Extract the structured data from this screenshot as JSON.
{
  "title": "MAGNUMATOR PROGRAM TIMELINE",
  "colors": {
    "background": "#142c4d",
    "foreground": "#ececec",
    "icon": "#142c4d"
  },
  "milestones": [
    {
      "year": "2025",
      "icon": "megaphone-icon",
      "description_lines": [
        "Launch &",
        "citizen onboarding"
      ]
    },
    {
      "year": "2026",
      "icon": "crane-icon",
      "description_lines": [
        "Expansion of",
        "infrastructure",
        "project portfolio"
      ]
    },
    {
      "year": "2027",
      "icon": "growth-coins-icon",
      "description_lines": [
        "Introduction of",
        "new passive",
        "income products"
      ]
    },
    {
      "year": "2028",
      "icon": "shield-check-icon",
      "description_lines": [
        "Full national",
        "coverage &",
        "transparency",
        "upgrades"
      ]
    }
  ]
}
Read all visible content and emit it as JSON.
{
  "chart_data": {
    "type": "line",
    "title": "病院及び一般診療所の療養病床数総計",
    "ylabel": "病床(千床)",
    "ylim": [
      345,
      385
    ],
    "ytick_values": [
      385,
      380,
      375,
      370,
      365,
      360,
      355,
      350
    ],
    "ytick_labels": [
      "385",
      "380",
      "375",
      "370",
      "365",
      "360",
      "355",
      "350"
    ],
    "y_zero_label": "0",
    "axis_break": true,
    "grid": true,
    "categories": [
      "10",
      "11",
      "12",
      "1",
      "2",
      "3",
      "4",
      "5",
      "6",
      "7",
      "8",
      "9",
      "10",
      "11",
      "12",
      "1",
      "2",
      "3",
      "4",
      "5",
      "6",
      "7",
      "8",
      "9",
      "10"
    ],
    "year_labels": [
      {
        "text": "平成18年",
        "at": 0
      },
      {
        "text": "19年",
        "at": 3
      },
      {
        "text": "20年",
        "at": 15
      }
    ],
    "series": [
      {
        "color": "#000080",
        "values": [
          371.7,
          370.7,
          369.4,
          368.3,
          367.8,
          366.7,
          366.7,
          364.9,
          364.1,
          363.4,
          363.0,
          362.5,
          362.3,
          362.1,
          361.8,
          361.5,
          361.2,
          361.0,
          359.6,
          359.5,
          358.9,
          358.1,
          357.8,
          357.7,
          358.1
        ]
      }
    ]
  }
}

━━━━━━━━━━━━━━━━

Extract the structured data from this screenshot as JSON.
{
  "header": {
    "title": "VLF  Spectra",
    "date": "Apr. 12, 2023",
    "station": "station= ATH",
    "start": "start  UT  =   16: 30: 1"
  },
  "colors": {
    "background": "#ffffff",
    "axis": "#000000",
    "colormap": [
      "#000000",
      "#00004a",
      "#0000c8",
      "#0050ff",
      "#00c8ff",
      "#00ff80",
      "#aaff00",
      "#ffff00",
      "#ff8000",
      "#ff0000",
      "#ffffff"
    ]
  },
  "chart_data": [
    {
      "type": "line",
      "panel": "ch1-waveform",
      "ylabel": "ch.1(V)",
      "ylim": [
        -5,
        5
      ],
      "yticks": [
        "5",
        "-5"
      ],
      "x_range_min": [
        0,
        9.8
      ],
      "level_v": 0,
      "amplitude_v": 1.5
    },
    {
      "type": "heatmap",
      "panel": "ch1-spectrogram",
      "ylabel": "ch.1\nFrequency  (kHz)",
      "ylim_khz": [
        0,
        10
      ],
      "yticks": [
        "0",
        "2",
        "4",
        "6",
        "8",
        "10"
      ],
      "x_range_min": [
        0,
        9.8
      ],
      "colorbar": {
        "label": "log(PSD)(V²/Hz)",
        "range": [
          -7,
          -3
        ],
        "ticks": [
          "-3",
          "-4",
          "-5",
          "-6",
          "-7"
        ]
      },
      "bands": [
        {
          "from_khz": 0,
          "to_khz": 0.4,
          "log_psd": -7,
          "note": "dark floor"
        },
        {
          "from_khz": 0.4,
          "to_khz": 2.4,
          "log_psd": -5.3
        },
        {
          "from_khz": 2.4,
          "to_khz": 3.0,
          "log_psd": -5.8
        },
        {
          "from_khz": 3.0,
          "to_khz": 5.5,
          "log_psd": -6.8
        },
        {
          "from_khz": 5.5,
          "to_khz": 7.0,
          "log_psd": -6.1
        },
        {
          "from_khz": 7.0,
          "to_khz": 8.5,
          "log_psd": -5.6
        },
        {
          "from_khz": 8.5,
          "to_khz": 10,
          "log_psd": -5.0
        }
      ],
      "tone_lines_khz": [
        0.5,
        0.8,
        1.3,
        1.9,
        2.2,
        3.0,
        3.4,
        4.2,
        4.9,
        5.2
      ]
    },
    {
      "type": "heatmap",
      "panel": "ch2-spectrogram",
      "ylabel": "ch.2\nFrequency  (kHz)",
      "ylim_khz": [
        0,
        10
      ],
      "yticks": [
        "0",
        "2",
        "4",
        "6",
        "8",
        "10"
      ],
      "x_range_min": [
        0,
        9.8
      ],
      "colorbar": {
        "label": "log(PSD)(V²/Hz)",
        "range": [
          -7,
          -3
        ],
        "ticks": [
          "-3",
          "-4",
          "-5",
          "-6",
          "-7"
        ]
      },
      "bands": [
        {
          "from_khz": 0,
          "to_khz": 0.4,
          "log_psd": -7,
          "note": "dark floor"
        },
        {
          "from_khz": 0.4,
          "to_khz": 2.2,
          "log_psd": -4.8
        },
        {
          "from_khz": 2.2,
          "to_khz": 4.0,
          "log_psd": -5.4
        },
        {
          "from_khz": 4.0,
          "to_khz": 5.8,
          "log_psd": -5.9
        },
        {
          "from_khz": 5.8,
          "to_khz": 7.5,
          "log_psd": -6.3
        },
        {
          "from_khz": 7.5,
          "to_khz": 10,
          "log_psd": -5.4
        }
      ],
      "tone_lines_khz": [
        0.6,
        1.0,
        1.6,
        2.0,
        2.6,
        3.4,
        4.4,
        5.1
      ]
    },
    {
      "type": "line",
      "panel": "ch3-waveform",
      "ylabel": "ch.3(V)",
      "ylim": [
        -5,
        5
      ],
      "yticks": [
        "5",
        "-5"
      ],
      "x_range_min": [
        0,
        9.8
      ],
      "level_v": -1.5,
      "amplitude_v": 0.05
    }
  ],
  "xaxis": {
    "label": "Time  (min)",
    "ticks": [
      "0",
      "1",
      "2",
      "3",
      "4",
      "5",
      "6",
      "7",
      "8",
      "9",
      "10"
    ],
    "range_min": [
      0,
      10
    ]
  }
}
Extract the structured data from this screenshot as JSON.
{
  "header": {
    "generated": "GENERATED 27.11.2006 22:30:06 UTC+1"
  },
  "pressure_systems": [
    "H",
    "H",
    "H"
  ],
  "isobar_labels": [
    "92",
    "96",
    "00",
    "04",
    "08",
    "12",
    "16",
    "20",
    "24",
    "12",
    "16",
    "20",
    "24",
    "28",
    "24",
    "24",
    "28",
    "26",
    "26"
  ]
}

━━━━━━━━━━━━━━━━

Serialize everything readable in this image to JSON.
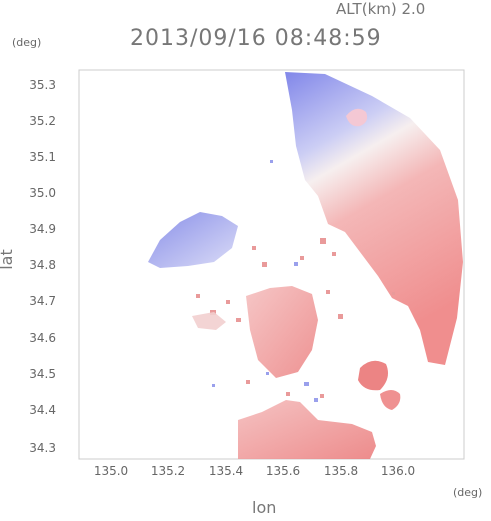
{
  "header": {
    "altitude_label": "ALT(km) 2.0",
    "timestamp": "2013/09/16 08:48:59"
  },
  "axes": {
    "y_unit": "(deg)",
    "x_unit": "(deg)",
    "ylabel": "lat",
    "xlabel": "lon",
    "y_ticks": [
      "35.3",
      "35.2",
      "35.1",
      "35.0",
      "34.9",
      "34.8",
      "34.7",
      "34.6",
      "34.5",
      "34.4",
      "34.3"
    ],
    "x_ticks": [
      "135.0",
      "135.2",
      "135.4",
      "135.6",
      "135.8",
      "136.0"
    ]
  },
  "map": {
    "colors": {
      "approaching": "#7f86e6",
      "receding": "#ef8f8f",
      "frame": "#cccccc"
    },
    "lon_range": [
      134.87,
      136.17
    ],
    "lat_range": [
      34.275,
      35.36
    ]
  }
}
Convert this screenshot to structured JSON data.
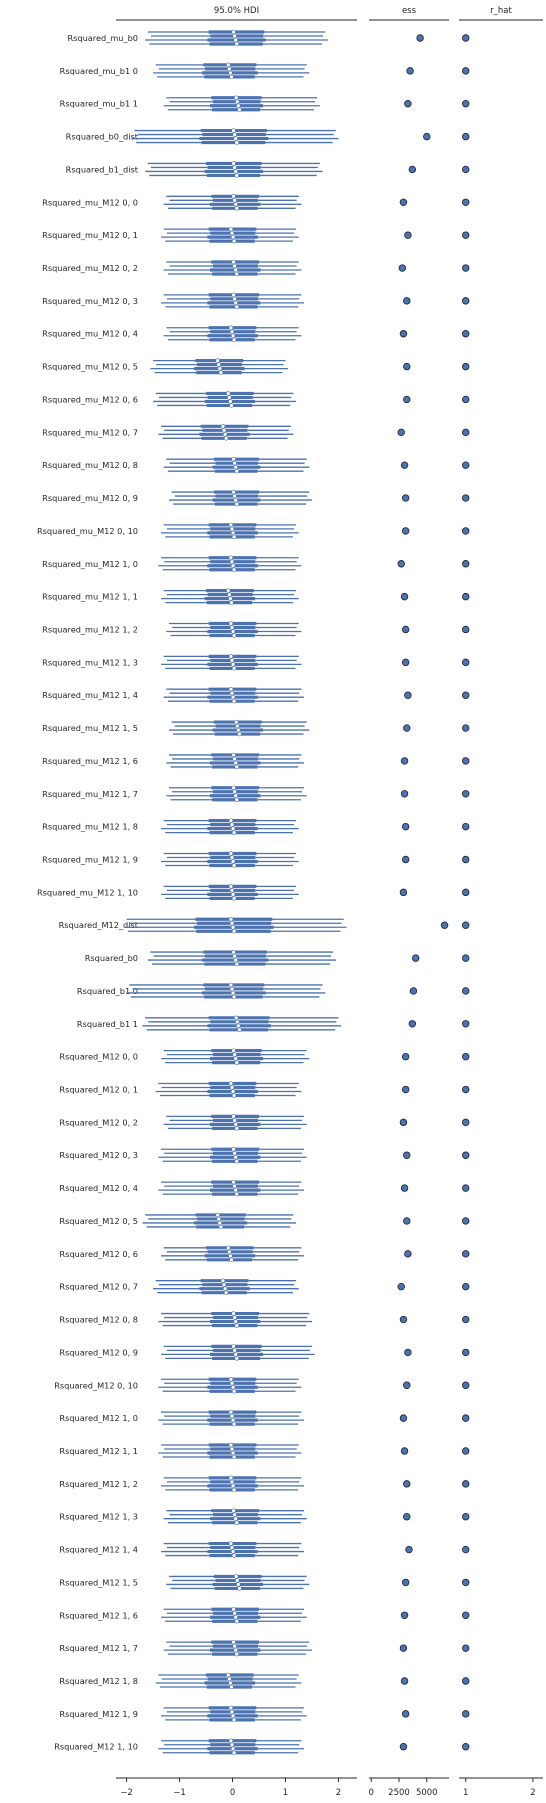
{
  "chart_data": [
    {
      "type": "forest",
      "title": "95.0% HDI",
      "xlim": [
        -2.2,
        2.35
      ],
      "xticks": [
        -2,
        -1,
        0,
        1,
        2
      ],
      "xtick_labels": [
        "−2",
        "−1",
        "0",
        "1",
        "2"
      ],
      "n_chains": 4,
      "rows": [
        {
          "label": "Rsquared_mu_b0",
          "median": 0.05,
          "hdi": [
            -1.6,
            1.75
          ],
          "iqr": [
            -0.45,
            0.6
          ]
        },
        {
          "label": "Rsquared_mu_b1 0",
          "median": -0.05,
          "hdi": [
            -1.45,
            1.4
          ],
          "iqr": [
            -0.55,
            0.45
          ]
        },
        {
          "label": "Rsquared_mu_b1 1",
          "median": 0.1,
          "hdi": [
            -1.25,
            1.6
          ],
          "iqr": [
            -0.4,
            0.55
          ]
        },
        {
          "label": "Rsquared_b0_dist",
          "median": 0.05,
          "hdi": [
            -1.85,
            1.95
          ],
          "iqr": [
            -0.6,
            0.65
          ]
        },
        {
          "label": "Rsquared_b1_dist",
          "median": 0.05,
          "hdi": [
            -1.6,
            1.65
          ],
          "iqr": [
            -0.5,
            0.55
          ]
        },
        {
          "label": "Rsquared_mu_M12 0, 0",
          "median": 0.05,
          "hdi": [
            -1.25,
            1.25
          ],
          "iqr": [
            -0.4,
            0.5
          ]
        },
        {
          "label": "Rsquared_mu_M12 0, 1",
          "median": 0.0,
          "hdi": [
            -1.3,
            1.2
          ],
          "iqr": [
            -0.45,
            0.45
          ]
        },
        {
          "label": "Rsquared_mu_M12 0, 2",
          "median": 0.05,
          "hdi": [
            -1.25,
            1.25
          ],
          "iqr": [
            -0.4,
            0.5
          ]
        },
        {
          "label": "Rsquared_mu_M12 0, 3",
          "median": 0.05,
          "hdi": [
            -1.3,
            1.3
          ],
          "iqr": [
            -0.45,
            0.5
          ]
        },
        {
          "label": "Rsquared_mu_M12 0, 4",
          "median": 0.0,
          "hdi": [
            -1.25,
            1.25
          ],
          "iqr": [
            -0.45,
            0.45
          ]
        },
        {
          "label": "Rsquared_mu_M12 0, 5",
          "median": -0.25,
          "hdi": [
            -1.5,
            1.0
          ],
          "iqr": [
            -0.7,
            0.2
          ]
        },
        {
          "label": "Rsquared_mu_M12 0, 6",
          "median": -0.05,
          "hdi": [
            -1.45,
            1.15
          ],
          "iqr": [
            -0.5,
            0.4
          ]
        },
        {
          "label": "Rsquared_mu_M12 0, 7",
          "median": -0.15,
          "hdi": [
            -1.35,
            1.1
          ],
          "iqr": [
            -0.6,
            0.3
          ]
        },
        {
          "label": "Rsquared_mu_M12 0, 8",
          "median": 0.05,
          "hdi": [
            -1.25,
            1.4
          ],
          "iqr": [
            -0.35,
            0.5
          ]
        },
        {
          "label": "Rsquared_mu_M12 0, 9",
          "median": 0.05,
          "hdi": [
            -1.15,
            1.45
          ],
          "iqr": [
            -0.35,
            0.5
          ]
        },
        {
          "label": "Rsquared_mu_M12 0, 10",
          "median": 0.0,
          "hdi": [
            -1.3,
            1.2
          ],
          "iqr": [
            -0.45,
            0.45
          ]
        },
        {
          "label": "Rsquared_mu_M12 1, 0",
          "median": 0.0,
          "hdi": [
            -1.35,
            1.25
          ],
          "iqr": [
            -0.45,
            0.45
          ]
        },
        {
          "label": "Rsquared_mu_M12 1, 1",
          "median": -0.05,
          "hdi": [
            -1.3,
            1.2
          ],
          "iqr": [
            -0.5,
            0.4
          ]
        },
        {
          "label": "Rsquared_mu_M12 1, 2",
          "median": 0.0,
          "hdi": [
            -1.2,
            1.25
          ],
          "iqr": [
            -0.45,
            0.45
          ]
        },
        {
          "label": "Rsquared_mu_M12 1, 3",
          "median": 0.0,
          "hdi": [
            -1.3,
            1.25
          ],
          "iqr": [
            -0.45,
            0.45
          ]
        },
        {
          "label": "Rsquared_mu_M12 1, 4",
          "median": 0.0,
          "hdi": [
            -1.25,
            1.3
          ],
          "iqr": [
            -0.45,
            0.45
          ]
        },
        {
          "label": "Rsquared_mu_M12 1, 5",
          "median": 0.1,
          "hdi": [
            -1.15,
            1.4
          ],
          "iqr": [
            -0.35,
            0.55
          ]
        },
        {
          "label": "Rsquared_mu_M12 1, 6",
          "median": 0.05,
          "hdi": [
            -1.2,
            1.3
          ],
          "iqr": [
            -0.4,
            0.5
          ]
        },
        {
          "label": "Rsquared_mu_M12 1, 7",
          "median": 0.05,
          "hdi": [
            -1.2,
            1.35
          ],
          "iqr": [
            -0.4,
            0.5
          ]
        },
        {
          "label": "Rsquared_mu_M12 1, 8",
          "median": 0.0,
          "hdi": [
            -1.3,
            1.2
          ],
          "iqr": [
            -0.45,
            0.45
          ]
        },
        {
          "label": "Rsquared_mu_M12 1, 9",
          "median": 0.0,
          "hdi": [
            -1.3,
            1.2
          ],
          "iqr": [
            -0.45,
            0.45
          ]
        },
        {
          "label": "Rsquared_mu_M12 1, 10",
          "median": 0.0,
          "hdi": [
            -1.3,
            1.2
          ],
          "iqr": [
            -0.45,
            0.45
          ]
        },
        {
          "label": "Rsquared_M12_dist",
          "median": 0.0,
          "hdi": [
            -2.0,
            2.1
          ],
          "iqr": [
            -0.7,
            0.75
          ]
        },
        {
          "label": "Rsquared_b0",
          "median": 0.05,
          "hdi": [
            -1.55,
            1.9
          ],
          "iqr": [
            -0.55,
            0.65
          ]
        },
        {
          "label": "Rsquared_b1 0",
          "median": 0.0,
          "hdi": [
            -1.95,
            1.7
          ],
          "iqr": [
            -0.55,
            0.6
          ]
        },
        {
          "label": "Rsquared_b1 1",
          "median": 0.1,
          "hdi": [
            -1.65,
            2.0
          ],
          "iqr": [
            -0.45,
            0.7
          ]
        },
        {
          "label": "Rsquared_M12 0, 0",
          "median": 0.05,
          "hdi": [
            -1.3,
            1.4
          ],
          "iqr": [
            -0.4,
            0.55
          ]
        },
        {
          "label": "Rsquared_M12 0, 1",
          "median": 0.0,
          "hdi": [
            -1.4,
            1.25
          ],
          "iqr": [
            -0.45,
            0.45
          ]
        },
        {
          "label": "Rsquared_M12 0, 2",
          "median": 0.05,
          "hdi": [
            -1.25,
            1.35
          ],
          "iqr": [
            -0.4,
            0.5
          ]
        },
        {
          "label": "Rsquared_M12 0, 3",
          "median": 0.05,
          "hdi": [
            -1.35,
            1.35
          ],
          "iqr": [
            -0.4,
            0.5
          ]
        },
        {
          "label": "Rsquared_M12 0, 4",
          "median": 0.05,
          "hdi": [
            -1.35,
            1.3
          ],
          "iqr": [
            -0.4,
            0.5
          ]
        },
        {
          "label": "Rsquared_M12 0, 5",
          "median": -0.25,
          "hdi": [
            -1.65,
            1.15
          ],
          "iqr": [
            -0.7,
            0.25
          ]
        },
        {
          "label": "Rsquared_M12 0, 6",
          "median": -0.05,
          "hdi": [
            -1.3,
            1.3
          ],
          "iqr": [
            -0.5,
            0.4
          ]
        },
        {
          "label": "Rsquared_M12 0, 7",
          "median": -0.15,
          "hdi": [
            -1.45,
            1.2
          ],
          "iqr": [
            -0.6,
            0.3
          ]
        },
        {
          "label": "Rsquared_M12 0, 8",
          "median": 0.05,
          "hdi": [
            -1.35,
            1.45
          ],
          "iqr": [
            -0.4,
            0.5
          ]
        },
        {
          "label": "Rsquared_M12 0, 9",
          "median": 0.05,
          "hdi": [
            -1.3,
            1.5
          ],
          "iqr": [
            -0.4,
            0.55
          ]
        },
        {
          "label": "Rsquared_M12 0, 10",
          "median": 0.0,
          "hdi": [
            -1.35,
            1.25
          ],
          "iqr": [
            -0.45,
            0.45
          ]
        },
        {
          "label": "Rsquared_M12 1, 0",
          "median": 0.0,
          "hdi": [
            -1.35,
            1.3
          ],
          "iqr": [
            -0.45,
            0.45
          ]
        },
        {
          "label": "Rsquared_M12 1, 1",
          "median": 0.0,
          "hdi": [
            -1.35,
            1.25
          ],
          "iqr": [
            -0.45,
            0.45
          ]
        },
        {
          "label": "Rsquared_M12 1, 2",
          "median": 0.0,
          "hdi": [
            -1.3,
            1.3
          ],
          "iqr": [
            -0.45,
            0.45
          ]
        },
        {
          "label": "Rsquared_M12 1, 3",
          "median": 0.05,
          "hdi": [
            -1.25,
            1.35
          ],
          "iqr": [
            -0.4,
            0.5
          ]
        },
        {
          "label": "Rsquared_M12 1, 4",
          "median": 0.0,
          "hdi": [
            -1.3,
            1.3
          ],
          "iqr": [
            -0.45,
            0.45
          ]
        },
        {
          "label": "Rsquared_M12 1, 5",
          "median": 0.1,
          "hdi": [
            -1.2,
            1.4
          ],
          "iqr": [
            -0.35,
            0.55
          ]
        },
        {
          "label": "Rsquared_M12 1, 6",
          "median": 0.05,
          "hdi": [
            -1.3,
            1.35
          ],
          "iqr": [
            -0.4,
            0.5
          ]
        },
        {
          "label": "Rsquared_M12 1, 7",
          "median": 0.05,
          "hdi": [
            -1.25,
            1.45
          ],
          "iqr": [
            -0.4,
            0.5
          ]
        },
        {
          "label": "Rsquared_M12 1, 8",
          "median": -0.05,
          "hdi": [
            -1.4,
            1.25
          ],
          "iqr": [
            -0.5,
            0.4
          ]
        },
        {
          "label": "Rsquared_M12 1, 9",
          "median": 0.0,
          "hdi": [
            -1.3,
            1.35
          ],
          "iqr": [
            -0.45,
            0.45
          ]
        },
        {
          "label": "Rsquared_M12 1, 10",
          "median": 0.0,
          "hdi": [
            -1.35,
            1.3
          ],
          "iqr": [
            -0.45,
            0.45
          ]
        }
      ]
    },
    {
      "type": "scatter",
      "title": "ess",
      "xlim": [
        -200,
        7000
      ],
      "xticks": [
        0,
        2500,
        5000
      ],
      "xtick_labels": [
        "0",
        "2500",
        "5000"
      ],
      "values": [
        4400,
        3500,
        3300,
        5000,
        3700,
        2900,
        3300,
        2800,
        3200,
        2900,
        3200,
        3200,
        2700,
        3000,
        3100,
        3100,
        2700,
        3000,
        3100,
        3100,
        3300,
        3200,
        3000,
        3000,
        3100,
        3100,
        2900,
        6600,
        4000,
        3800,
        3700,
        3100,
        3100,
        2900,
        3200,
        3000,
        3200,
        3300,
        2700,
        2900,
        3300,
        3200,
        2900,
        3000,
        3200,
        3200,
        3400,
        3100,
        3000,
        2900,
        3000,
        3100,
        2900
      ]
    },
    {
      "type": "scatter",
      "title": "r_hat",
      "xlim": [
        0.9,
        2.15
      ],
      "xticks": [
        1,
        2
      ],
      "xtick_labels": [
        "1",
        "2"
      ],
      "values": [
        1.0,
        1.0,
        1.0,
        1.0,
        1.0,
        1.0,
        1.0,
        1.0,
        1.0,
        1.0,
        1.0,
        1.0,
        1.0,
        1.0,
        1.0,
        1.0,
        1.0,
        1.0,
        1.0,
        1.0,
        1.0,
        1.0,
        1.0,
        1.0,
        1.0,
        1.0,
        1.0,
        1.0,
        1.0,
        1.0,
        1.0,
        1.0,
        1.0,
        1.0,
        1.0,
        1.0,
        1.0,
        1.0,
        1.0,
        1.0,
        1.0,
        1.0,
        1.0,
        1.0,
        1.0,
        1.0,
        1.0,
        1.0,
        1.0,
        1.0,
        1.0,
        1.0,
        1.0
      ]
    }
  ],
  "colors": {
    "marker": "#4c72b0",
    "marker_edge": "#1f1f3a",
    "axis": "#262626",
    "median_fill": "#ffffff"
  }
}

━━━━━━━━━━━━━━━━

Check every line for "title" and show the ones that have it.

* RESULT
  "title": "MAGNUMATOR PROGRAM TIMELINE",
    "title": "病院及び一般診療所の療養病床数総計",
    "title": "VLF  Spectra",
      "title": "95.0% HDI",
      "title": "ess",
      "title": "r_hat",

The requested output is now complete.